◆ **REQUIREMENTS**:
Every record must be repeated exactly; omit any pictures they contain.

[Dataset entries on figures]
-*-*-
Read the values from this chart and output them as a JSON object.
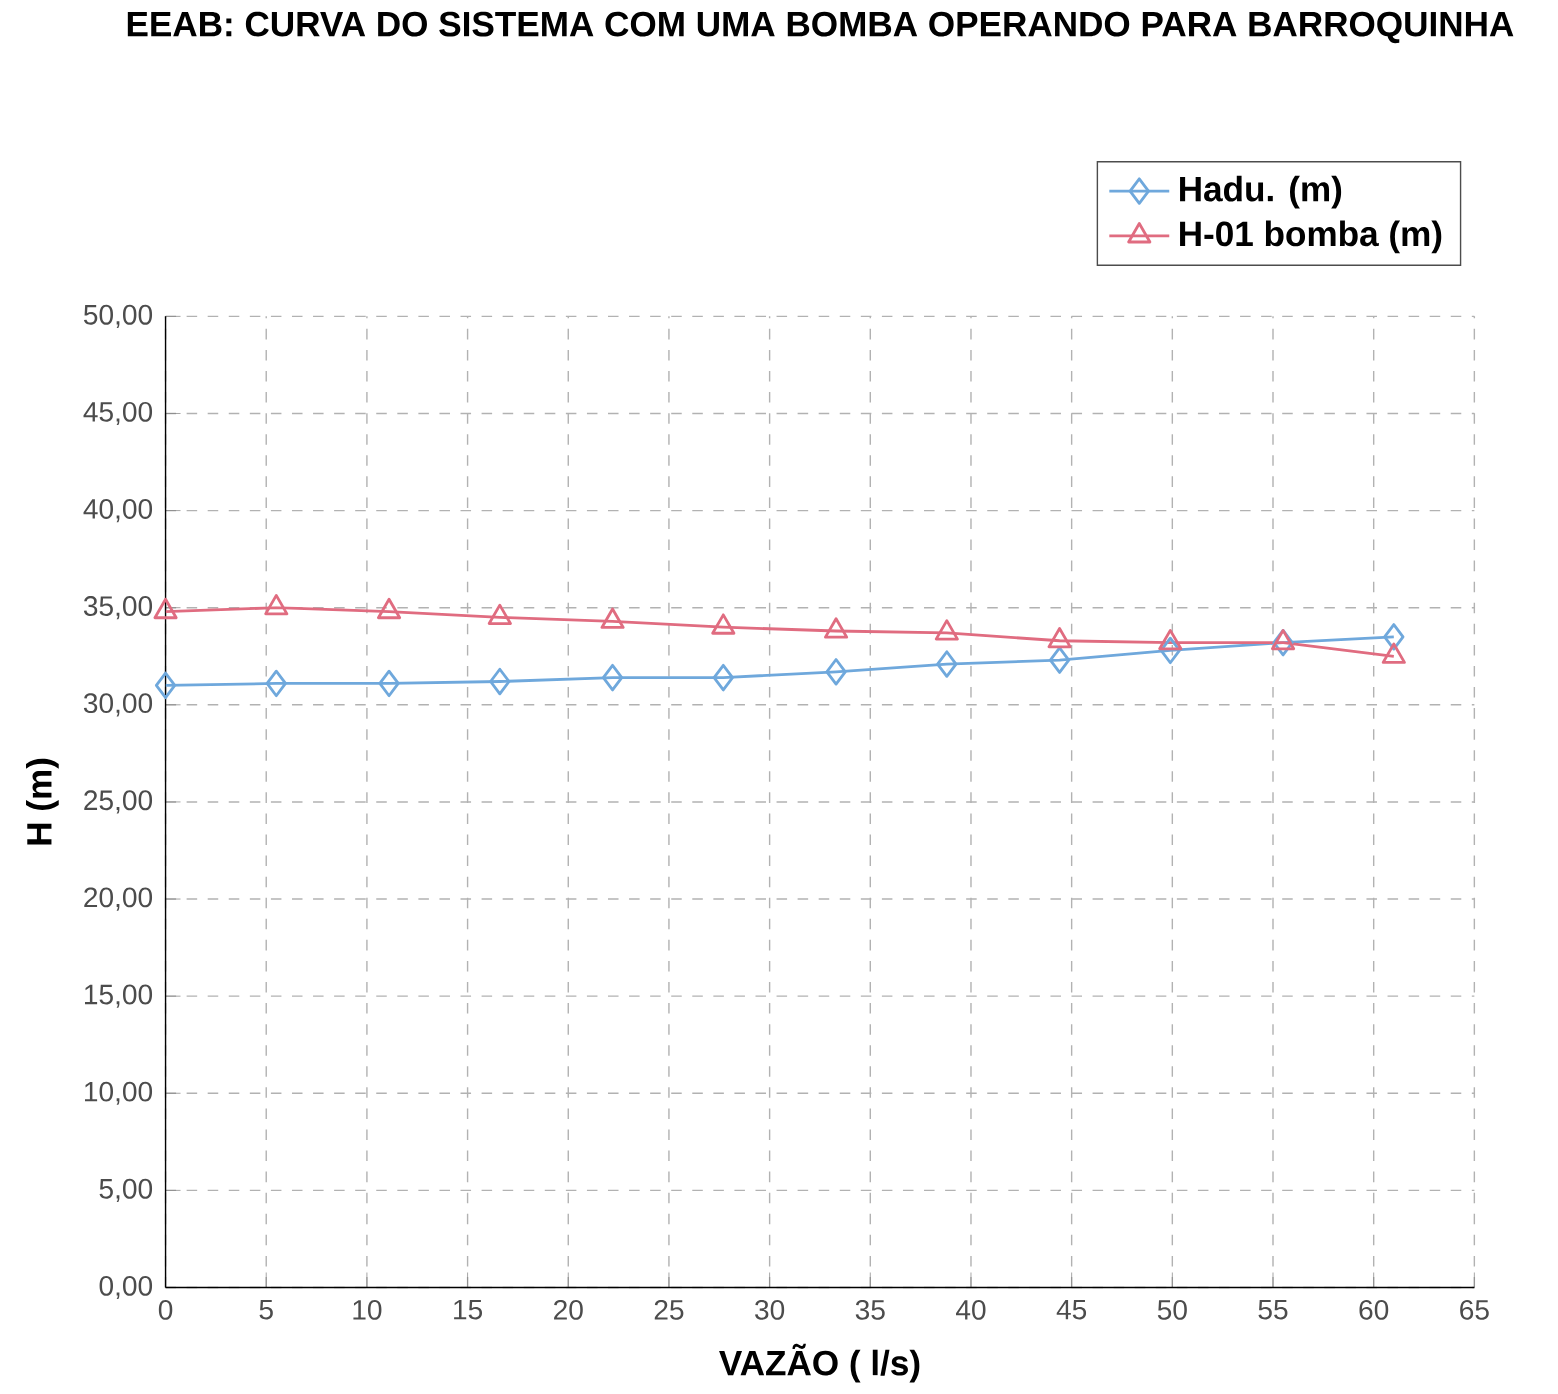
{
  "chart_data": {
    "type": "line",
    "title": "EEAB: CURVA DO SISTEMA COM UMA BOMBA OPERANDO PARA BARROQUINHA",
    "xlabel": "VAZÃO ( l/s)",
    "ylabel": "H (m)",
    "series": [
      {
        "name": "Hadu. (m)",
        "color": "#6fa8dc",
        "marker": "diamond",
        "x": [
          0,
          5.5,
          11.1,
          16.6,
          22.2,
          27.7,
          33.3,
          38.8,
          44.4,
          49.9,
          55.5,
          61.0
        ],
        "values": [
          31.0,
          31.1,
          31.1,
          31.2,
          31.4,
          31.4,
          31.7,
          32.1,
          32.3,
          32.8,
          33.2,
          33.5
        ]
      },
      {
        "name": "H-01 bomba (m)",
        "color": "#e06c80",
        "marker": "triangle",
        "x": [
          0,
          5.5,
          11.1,
          16.6,
          22.2,
          27.7,
          33.3,
          38.8,
          44.4,
          49.9,
          55.5,
          61.0
        ],
        "values": [
          34.8,
          35.0,
          34.8,
          34.5,
          34.3,
          34.0,
          33.8,
          33.7,
          33.3,
          33.2,
          33.2,
          32.5
        ]
      }
    ],
    "xlim": [
      0,
      65
    ],
    "xticks": [
      0,
      5,
      10,
      15,
      20,
      25,
      30,
      35,
      40,
      45,
      50,
      55,
      60,
      65
    ],
    "ylim": [
      0,
      50
    ],
    "yticks": [
      {
        "value": 0,
        "label": "0,00"
      },
      {
        "value": 5,
        "label": "5,00"
      },
      {
        "value": 10,
        "label": "10,00"
      },
      {
        "value": 15,
        "label": "15,00"
      },
      {
        "value": 20,
        "label": "20,00"
      },
      {
        "value": 25,
        "label": "25,00"
      },
      {
        "value": 30,
        "label": "30,00"
      },
      {
        "value": 35,
        "label": "35,00"
      },
      {
        "value": 40,
        "label": "40,00"
      },
      {
        "value": 45,
        "label": "45,00"
      },
      {
        "value": 50,
        "label": "50,00"
      }
    ],
    "grid": true,
    "legend": "top right",
    "line_style": "solid"
  }
}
-*-*-
◆ **FINISHED EXERCISE**:
Read the values from this chart and output them as a JSON object.
{
  "chart_data": {
    "type": "line",
    "title": "EEAB: CURVA DO SISTEMA COM UMA BOMBA OPERANDO PARA BARROQUINHA",
    "xlabel": "VAZÃO ( l/s)",
    "ylabel": "H (m)",
    "series": [
      {
        "name": "Hadu. (m)",
        "color": "#6fa8dc",
        "marker": "diamond",
        "x": [
          0,
          5.5,
          11.1,
          16.6,
          22.2,
          27.7,
          33.3,
          38.8,
          44.4,
          49.9,
          55.5,
          61.0
        ],
        "values": [
          31.0,
          31.1,
          31.1,
          31.2,
          31.4,
          31.4,
          31.7,
          32.1,
          32.3,
          32.8,
          33.2,
          33.5
        ]
      },
      {
        "name": "H-01 bomba (m)",
        "color": "#e06c80",
        "marker": "triangle",
        "x": [
          0,
          5.5,
          11.1,
          16.6,
          22.2,
          27.7,
          33.3,
          38.8,
          44.4,
          49.9,
          55.5,
          61.0
        ],
        "values": [
          34.8,
          35.0,
          34.8,
          34.5,
          34.3,
          34.0,
          33.8,
          33.7,
          33.3,
          33.2,
          33.2,
          32.5
        ]
      }
    ],
    "xlim": [
      0,
      65
    ],
    "xticks": [
      0,
      5,
      10,
      15,
      20,
      25,
      30,
      35,
      40,
      45,
      50,
      55,
      60,
      65
    ],
    "ylim": [
      0,
      50
    ],
    "yticks": [
      {
        "value": 0,
        "label": "0,00"
      },
      {
        "value": 5,
        "label": "5,00"
      },
      {
        "value": 10,
        "label": "10,00"
      },
      {
        "value": 15,
        "label": "15,00"
      },
      {
        "value": 20,
        "label": "20,00"
      },
      {
        "value": 25,
        "label": "25,00"
      },
      {
        "value": 30,
        "label": "30,00"
      },
      {
        "value": 35,
        "label": "35,00"
      },
      {
        "value": 40,
        "label": "40,00"
      },
      {
        "value": 45,
        "label": "45,00"
      },
      {
        "value": 50,
        "label": "50,00"
      }
    ],
    "grid": true,
    "legend": "top right",
    "line_style": "solid"
  }
}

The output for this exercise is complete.